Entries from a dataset
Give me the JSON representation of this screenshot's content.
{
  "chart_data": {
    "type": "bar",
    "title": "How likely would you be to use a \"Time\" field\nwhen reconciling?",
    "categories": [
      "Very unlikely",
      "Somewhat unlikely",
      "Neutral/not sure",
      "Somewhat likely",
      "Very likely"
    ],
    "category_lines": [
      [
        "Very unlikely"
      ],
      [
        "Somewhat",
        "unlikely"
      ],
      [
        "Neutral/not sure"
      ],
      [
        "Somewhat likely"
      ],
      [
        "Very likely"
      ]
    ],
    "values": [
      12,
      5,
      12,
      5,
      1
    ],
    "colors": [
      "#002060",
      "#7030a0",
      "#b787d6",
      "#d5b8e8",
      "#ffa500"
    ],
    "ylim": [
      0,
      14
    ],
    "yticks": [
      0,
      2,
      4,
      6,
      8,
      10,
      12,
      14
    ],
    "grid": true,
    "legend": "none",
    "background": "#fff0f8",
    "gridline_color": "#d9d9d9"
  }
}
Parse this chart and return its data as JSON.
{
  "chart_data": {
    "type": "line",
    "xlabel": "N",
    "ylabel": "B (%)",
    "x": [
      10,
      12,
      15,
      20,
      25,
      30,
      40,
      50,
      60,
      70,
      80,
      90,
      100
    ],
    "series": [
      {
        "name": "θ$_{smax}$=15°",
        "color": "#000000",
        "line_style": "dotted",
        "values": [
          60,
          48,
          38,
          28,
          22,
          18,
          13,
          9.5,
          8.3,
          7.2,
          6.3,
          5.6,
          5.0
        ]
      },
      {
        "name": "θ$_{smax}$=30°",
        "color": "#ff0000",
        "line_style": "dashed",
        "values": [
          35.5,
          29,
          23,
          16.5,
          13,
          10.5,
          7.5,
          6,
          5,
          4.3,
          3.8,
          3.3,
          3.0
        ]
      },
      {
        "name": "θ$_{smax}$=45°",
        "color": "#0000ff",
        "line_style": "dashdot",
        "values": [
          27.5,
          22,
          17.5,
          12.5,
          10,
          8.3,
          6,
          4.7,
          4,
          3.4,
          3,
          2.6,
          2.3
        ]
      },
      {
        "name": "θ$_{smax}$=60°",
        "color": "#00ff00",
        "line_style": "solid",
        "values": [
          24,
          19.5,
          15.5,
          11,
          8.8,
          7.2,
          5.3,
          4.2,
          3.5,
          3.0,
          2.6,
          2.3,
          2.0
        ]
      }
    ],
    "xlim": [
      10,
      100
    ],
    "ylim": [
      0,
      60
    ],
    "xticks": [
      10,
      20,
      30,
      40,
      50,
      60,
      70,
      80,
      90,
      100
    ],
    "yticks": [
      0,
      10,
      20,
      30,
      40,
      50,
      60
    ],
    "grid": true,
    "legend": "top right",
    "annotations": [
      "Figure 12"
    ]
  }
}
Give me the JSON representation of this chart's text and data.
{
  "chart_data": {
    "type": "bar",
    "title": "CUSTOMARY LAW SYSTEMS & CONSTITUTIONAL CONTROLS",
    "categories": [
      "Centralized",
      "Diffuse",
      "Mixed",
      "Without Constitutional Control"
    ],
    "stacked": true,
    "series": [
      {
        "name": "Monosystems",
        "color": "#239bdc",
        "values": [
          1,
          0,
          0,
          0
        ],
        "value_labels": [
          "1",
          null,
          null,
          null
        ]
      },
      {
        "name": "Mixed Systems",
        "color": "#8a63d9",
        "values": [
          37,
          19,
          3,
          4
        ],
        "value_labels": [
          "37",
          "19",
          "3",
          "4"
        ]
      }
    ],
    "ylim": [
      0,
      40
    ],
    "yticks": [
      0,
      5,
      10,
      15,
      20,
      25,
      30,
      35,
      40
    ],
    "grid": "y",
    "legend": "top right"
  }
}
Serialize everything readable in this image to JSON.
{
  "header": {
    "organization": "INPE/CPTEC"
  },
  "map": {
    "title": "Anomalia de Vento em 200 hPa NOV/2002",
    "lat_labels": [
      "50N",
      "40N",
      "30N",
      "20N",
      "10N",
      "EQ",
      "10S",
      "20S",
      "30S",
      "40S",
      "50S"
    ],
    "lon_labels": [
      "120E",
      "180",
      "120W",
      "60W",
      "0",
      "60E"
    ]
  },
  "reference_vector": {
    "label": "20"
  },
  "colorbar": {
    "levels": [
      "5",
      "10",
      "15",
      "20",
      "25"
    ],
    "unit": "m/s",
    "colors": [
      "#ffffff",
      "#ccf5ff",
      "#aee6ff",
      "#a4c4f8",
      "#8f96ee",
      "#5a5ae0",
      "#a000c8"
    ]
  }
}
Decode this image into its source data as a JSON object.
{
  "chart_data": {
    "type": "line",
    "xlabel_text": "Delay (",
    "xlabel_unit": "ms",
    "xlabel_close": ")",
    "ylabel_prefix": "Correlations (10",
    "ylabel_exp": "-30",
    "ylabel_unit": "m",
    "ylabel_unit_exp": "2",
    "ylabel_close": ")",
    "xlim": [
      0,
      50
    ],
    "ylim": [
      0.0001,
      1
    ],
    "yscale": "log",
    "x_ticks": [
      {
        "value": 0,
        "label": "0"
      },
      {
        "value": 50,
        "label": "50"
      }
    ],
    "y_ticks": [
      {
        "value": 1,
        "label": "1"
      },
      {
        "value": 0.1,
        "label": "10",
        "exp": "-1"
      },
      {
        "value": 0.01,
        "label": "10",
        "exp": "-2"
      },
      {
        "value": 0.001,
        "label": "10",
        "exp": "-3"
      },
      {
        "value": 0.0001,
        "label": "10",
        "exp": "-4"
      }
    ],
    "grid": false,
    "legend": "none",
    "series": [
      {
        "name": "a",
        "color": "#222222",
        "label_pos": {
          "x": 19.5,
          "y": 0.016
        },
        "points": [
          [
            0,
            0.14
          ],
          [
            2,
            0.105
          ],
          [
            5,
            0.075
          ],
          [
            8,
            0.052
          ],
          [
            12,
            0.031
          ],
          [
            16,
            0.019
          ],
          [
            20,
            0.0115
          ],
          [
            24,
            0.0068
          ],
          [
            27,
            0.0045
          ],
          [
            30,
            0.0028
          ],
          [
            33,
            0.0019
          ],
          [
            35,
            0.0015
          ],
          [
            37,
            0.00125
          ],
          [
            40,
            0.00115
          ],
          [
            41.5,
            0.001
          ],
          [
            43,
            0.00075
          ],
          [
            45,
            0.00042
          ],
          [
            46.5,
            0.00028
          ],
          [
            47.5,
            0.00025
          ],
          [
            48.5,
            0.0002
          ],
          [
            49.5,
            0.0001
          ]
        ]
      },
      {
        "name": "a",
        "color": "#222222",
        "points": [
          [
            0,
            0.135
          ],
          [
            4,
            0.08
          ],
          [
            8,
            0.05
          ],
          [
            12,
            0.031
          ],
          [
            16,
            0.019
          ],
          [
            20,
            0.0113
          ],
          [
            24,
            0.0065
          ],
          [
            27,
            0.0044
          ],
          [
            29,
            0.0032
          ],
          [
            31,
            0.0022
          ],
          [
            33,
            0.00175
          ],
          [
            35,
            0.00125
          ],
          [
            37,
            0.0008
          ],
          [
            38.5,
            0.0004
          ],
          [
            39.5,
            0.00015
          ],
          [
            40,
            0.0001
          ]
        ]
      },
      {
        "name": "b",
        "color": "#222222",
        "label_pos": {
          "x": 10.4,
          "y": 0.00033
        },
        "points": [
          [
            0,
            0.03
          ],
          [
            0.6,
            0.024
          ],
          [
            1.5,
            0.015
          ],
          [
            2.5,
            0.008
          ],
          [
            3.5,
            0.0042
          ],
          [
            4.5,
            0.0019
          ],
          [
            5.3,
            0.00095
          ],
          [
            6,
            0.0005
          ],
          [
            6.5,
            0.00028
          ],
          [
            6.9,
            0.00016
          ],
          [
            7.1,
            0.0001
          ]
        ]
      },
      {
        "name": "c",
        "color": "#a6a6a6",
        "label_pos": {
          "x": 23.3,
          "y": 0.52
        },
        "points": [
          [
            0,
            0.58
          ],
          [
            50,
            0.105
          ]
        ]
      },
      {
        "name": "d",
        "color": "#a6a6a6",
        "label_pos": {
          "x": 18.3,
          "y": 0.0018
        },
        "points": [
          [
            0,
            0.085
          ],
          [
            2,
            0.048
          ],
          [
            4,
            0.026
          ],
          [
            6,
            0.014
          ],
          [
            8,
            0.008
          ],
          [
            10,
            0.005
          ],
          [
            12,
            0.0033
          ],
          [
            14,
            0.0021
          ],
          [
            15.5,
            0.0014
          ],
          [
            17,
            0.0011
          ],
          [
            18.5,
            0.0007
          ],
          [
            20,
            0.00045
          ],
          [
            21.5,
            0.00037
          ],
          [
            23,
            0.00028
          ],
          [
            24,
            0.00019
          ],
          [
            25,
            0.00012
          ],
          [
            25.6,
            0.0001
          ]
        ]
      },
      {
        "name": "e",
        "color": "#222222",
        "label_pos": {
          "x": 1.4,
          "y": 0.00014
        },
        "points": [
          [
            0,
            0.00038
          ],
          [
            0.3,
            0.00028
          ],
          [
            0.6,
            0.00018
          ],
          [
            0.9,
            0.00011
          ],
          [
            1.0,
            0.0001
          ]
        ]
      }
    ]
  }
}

### [Your goal]
Figure out how many lines of the data above include "unlikely", then give the number and nothing more.

### [Exercise response]
4